Task details:
Copy each line of the material below with no changes.

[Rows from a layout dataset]
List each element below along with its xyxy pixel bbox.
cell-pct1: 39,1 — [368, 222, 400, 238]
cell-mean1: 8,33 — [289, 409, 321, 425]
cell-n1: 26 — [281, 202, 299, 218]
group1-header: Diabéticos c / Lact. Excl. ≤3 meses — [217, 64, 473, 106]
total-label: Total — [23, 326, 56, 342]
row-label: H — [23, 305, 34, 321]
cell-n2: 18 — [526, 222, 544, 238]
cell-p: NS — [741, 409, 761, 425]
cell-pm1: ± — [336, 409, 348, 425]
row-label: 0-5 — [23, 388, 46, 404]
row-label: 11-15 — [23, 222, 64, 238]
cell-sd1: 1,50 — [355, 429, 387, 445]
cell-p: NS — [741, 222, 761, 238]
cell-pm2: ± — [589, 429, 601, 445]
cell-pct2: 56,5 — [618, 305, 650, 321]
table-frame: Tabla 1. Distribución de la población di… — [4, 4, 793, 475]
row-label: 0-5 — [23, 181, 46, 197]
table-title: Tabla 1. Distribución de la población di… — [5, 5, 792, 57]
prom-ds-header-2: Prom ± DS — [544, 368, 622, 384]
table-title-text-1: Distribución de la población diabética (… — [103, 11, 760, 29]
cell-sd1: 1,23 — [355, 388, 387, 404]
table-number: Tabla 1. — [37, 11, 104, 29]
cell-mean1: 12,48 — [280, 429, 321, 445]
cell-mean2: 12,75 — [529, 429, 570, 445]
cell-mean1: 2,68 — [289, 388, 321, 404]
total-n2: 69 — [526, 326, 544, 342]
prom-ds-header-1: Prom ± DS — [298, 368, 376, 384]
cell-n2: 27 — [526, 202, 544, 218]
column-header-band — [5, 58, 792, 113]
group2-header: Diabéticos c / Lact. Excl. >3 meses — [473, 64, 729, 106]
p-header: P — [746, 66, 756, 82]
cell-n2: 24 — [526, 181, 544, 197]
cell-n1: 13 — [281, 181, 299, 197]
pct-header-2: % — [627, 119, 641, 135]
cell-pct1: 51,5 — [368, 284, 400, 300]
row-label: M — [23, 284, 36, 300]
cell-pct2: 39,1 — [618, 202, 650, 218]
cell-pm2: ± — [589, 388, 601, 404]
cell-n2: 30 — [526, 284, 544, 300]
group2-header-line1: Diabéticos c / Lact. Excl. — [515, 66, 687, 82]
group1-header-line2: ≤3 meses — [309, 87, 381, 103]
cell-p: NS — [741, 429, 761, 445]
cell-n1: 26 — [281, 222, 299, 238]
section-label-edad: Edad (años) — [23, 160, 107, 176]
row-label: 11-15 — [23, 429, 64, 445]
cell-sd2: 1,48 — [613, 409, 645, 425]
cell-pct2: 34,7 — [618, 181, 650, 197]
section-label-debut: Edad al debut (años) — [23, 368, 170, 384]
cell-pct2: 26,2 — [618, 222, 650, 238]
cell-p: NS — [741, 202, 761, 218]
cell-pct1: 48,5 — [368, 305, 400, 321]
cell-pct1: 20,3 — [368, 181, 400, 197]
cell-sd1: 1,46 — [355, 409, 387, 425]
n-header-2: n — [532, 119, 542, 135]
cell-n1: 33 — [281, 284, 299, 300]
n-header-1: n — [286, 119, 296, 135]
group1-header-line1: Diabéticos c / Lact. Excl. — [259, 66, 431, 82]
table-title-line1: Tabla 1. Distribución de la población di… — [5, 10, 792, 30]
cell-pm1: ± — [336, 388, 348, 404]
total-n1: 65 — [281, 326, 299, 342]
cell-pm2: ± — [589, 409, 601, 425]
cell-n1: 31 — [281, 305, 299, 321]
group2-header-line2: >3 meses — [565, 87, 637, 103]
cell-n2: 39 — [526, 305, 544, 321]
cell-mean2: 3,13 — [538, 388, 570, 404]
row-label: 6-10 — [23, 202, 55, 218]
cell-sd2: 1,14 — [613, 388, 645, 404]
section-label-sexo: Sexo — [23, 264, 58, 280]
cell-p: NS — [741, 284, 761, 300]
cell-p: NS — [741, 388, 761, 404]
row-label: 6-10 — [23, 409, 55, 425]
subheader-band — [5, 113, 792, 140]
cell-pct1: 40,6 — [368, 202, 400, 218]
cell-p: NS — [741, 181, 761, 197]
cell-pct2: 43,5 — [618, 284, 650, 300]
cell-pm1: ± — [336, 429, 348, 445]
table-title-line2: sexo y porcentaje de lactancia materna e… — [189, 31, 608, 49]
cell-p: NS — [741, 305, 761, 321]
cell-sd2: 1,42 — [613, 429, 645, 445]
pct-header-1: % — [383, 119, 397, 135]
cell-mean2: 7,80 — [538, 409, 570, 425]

Final result:
List each element below along with its xyxy pixel bbox.
cell-pct1: 39,1 — [368, 222, 400, 238]
cell-mean1: 8,33 — [289, 409, 321, 425]
cell-n1: 26 — [281, 202, 299, 218]
group1-header: Diabéticos c / Lact. Excl. ≤3 meses — [217, 64, 473, 106]
total-label: Total — [23, 326, 56, 342]
row-label: H — [23, 305, 34, 321]
cell-n2: 18 — [526, 222, 544, 238]
cell-p: NS — [741, 409, 761, 425]
cell-pm1: ± — [336, 409, 348, 425]
row-label: 0-5 — [23, 388, 46, 404]
row-label: 11-15 — [23, 222, 64, 238]
cell-sd1: 1,50 — [355, 429, 387, 445]
cell-p: NS — [741, 222, 761, 238]
cell-pm2: ± — [589, 429, 601, 445]
cell-pct2: 56,5 — [618, 305, 650, 321]
table-frame: Tabla 1. Distribución de la población di… — [4, 4, 793, 475]
row-label: 0-5 — [23, 181, 46, 197]
table-title: Tabla 1. Distribución de la población di… — [5, 5, 792, 57]
prom-ds-header-2: Prom ± DS — [544, 368, 622, 384]
table-title-text-1: Distribución de la población diabética (… — [103, 11, 760, 29]
cell-sd1: 1,23 — [355, 388, 387, 404]
table-number: Tabla 1. — [37, 11, 104, 29]
cell-mean1: 12,48 — [280, 429, 321, 445]
cell-mean2: 12,75 — [529, 429, 570, 445]
cell-mean1: 2,68 — [289, 388, 321, 404]
total-n2: 69 — [526, 326, 544, 342]
prom-ds-header-1: Prom ± DS — [298, 368, 376, 384]
cell-n2: 27 — [526, 202, 544, 218]
column-header-band — [5, 58, 792, 113]
group2-header: Diabéticos c / Lact. Excl. >3 meses — [473, 64, 729, 106]
p-header: P — [746, 66, 756, 82]
cell-n2: 24 — [526, 181, 544, 197]
cell-n1: 13 — [281, 181, 299, 197]
pct-header-2: % — [627, 119, 641, 135]
cell-pct1: 51,5 — [368, 284, 400, 300]
row-label: M — [23, 284, 36, 300]
cell-pct2: 39,1 — [618, 202, 650, 218]
cell-pm2: ± — [589, 388, 601, 404]
cell-n2: 30 — [526, 284, 544, 300]
group2-header-line1: Diabéticos c / Lact. Excl. — [515, 66, 687, 82]
group1-header-line2: ≤3 meses — [309, 87, 381, 103]
cell-p: NS — [741, 429, 761, 445]
cell-n1: 26 — [281, 222, 299, 238]
section-label-edad: Edad (años) — [23, 160, 107, 176]
row-label: 11-15 — [23, 429, 64, 445]
cell-sd2: 1,48 — [613, 409, 645, 425]
cell-pct2: 34,7 — [618, 181, 650, 197]
section-label-debut: Edad al debut (años) — [23, 368, 170, 384]
cell-pct2: 26,2 — [618, 222, 650, 238]
cell-p: NS — [741, 202, 761, 218]
cell-pct1: 48,5 — [368, 305, 400, 321]
cell-pct1: 20,3 — [368, 181, 400, 197]
cell-sd1: 1,46 — [355, 409, 387, 425]
n-header-2: n — [532, 119, 542, 135]
cell-n1: 33 — [281, 284, 299, 300]
n-header-1: n — [286, 119, 296, 135]
group1-header-line1: Diabéticos c / Lact. Excl. — [259, 66, 431, 82]
table-title-line1: Tabla 1. Distribución de la población di… — [5, 10, 792, 30]
cell-pm1: ± — [336, 388, 348, 404]
total-n1: 65 — [281, 326, 299, 342]
cell-pm2: ± — [589, 409, 601, 425]
cell-n1: 31 — [281, 305, 299, 321]
group2-header-line2: >3 meses — [565, 87, 637, 103]
cell-n2: 39 — [526, 305, 544, 321]
cell-mean2: 3,13 — [538, 388, 570, 404]
row-label: 6-10 — [23, 202, 55, 218]
cell-sd2: 1,14 — [613, 388, 645, 404]
section-label-sexo: Sexo — [23, 264, 58, 280]
cell-p: NS — [741, 284, 761, 300]
cell-p: NS — [741, 388, 761, 404]
row-label: 6-10 — [23, 409, 55, 425]
subheader-band — [5, 113, 792, 140]
cell-pct1: 40,6 — [368, 202, 400, 218]
cell-p: NS — [741, 181, 761, 197]
cell-pct2: 43,5 — [618, 284, 650, 300]
cell-pm1: ± — [336, 429, 348, 445]
table-title-line2: sexo y porcentaje de lactancia materna e… — [189, 31, 608, 49]
cell-p: NS — [741, 305, 761, 321]
cell-sd2: 1,42 — [613, 429, 645, 445]
pct-header-1: % — [383, 119, 397, 135]
cell-mean2: 7,80 — [538, 409, 570, 425]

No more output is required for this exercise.